Select, from the data, each line where "Firme" occurs.
====== DATA FOR PROCESSING
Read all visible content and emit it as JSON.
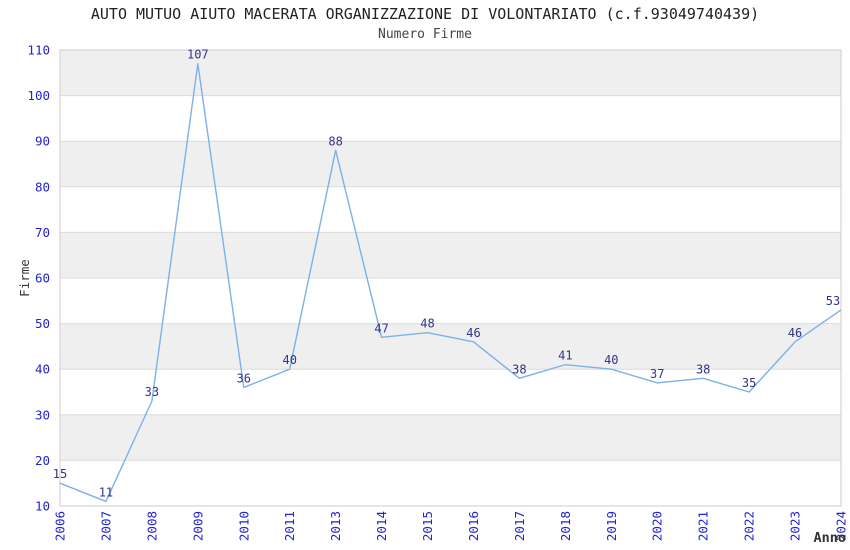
{
  "chart_data": {
    "type": "line",
    "title": "AUTO MUTUO AIUTO MACERATA ORGANIZZAZIONE DI VOLONTARIATO (c.f.93049740439)",
    "subtitle": "Numero Firme",
    "xlabel": "Anno",
    "ylabel": "Firme",
    "categories": [
      "2006",
      "2007",
      "2008",
      "2009",
      "2010",
      "2011",
      "2013",
      "2014",
      "2015",
      "2016",
      "2017",
      "2018",
      "2019",
      "2020",
      "2021",
      "2022",
      "2023",
      "2024"
    ],
    "values": [
      15,
      11,
      33,
      107,
      36,
      40,
      88,
      47,
      48,
      46,
      38,
      41,
      40,
      37,
      38,
      35,
      46,
      53
    ],
    "ylim": [
      10,
      110
    ],
    "yticks": [
      10,
      20,
      30,
      40,
      50,
      60,
      70,
      80,
      90,
      100,
      110
    ],
    "grid": "alternating-horizontal-bands",
    "legend_position": "none",
    "data_labels_visible": true,
    "markers_visible": false,
    "x_tick_rotation_deg": 90,
    "colors": {
      "line": "#7db1e8",
      "tick_label": "#2323cc",
      "data_label": "#333388",
      "band_fill": "#efefef",
      "gridline": "#dcdcdc",
      "plot_border": "#cccccc",
      "title": "#222222",
      "subtitle": "#454545",
      "axis_title": "#333333",
      "background": "#ffffff"
    }
  }
}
============
__FULL ANSWER__:
    "subtitle": "Numero Firme",
    "ylabel": "Firme",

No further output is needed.